EXERCISE INPUTS:
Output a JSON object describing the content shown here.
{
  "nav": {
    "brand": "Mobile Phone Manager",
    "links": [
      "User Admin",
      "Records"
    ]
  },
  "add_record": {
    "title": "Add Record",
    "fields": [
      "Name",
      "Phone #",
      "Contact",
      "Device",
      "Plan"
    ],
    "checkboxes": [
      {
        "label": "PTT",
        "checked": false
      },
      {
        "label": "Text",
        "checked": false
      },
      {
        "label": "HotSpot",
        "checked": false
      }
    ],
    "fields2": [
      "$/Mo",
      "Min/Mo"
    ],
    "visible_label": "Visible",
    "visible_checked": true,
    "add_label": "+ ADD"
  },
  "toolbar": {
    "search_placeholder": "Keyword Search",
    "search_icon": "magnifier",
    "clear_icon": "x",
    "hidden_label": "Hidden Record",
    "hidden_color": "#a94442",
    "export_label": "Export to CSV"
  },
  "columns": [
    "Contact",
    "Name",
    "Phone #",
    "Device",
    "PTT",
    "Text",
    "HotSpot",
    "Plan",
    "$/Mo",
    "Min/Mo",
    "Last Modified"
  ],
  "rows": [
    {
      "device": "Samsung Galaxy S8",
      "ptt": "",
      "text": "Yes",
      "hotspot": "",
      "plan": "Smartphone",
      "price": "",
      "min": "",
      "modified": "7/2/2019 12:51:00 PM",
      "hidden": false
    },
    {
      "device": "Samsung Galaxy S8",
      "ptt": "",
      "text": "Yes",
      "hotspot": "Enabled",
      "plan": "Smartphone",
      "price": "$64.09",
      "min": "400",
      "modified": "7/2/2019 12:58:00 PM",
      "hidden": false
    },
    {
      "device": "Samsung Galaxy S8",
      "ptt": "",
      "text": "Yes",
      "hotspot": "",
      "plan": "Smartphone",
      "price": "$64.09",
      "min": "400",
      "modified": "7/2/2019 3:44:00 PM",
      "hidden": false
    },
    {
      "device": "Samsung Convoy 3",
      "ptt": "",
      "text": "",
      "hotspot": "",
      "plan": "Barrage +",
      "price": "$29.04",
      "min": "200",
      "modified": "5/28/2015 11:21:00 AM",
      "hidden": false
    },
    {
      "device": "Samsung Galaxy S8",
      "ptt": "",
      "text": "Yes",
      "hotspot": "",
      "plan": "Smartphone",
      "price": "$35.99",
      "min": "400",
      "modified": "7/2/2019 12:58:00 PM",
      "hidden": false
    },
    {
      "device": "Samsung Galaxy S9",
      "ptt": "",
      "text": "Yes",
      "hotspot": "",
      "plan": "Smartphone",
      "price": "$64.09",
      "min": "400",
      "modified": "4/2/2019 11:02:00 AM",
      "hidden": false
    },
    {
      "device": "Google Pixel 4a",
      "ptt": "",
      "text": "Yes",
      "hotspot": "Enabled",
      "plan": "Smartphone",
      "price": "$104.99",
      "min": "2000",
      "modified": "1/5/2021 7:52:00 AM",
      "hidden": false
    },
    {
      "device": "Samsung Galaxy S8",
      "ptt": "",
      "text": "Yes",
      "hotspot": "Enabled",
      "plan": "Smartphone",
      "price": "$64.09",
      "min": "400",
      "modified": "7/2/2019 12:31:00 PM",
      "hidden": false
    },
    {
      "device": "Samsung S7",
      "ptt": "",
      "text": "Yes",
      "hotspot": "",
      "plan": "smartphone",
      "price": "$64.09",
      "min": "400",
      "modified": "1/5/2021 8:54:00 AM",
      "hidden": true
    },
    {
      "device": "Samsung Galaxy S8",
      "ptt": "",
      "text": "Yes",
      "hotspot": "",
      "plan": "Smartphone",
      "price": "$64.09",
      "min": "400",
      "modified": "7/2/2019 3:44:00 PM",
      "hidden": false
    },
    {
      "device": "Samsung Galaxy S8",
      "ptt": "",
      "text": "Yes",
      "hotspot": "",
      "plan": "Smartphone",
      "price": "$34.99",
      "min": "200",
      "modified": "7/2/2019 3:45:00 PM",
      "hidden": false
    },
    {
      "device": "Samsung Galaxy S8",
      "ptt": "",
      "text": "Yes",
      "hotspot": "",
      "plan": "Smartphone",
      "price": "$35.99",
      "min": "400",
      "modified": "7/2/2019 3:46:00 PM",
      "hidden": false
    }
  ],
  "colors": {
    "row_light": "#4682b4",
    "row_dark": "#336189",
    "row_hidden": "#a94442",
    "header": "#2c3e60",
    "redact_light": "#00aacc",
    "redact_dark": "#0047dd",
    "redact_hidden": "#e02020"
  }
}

BRIEF: Reproduce every line of the data verbatim.

RESULT FOR THIS TASK:
Output a JSON object describing the content shown here.
{
  "nav": {
    "brand": "Mobile Phone Manager",
    "links": [
      "User Admin",
      "Records"
    ]
  },
  "add_record": {
    "title": "Add Record",
    "fields": [
      "Name",
      "Phone #",
      "Contact",
      "Device",
      "Plan"
    ],
    "checkboxes": [
      {
        "label": "PTT",
        "checked": false
      },
      {
        "label": "Text",
        "checked": false
      },
      {
        "label": "HotSpot",
        "checked": false
      }
    ],
    "fields2": [
      "$/Mo",
      "Min/Mo"
    ],
    "visible_label": "Visible",
    "visible_checked": true,
    "add_label": "+ ADD"
  },
  "toolbar": {
    "search_placeholder": "Keyword Search",
    "search_icon": "magnifier",
    "clear_icon": "x",
    "hidden_label": "Hidden Record",
    "hidden_color": "#a94442",
    "export_label": "Export to CSV"
  },
  "columns": [
    "Contact",
    "Name",
    "Phone #",
    "Device",
    "PTT",
    "Text",
    "HotSpot",
    "Plan",
    "$/Mo",
    "Min/Mo",
    "Last Modified"
  ],
  "rows": [
    {
      "device": "Samsung Galaxy S8",
      "ptt": "",
      "text": "Yes",
      "hotspot": "",
      "plan": "Smartphone",
      "price": "",
      "min": "",
      "modified": "7/2/2019 12:51:00 PM",
      "hidden": false
    },
    {
      "device": "Samsung Galaxy S8",
      "ptt": "",
      "text": "Yes",
      "hotspot": "Enabled",
      "plan": "Smartphone",
      "price": "$64.09",
      "min": "400",
      "modified": "7/2/2019 12:58:00 PM",
      "hidden": false
    },
    {
      "device": "Samsung Galaxy S8",
      "ptt": "",
      "text": "Yes",
      "hotspot": "",
      "plan": "Smartphone",
      "price": "$64.09",
      "min": "400",
      "modified": "7/2/2019 3:44:00 PM",
      "hidden": false
    },
    {
      "device": "Samsung Convoy 3",
      "ptt": "",
      "text": "",
      "hotspot": "",
      "plan": "Barrage +",
      "price": "$29.04",
      "min": "200",
      "modified": "5/28/2015 11:21:00 AM",
      "hidden": false
    },
    {
      "device": "Samsung Galaxy S8",
      "ptt": "",
      "text": "Yes",
      "hotspot": "",
      "plan": "Smartphone",
      "price": "$35.99",
      "min": "400",
      "modified": "7/2/2019 12:58:00 PM",
      "hidden": false
    },
    {
      "device": "Samsung Galaxy S9",
      "ptt": "",
      "text": "Yes",
      "hotspot": "",
      "plan": "Smartphone",
      "price": "$64.09",
      "min": "400",
      "modified": "4/2/2019 11:02:00 AM",
      "hidden": false
    },
    {
      "device": "Google Pixel 4a",
      "ptt": "",
      "text": "Yes",
      "hotspot": "Enabled",
      "plan": "Smartphone",
      "price": "$104.99",
      "min": "2000",
      "modified": "1/5/2021 7:52:00 AM",
      "hidden": false
    },
    {
      "device": "Samsung Galaxy S8",
      "ptt": "",
      "text": "Yes",
      "hotspot": "Enabled",
      "plan": "Smartphone",
      "price": "$64.09",
      "min": "400",
      "modified": "7/2/2019 12:31:00 PM",
      "hidden": false
    },
    {
      "device": "Samsung S7",
      "ptt": "",
      "text": "Yes",
      "hotspot": "",
      "plan": "smartphone",
      "price": "$64.09",
      "min": "400",
      "modified": "1/5/2021 8:54:00 AM",
      "hidden": true
    },
    {
      "device": "Samsung Galaxy S8",
      "ptt": "",
      "text": "Yes",
      "hotspot": "",
      "plan": "Smartphone",
      "price": "$64.09",
      "min": "400",
      "modified": "7/2/2019 3:44:00 PM",
      "hidden": false
    },
    {
      "device": "Samsung Galaxy S8",
      "ptt": "",
      "text": "Yes",
      "hotspot": "",
      "plan": "Smartphone",
      "price": "$34.99",
      "min": "200",
      "modified": "7/2/2019 3:45:00 PM",
      "hidden": false
    },
    {
      "device": "Samsung Galaxy S8",
      "ptt": "",
      "text": "Yes",
      "hotspot": "",
      "plan": "Smartphone",
      "price": "$35.99",
      "min": "400",
      "modified": "7/2/2019 3:46:00 PM",
      "hidden": false
    }
  ],
  "colors": {
    "row_light": "#4682b4",
    "row_dark": "#336189",
    "row_hidden": "#a94442",
    "header": "#2c3e60",
    "redact_light": "#00aacc",
    "redact_dark": "#0047dd",
    "redact_hidden": "#e02020"
  }
}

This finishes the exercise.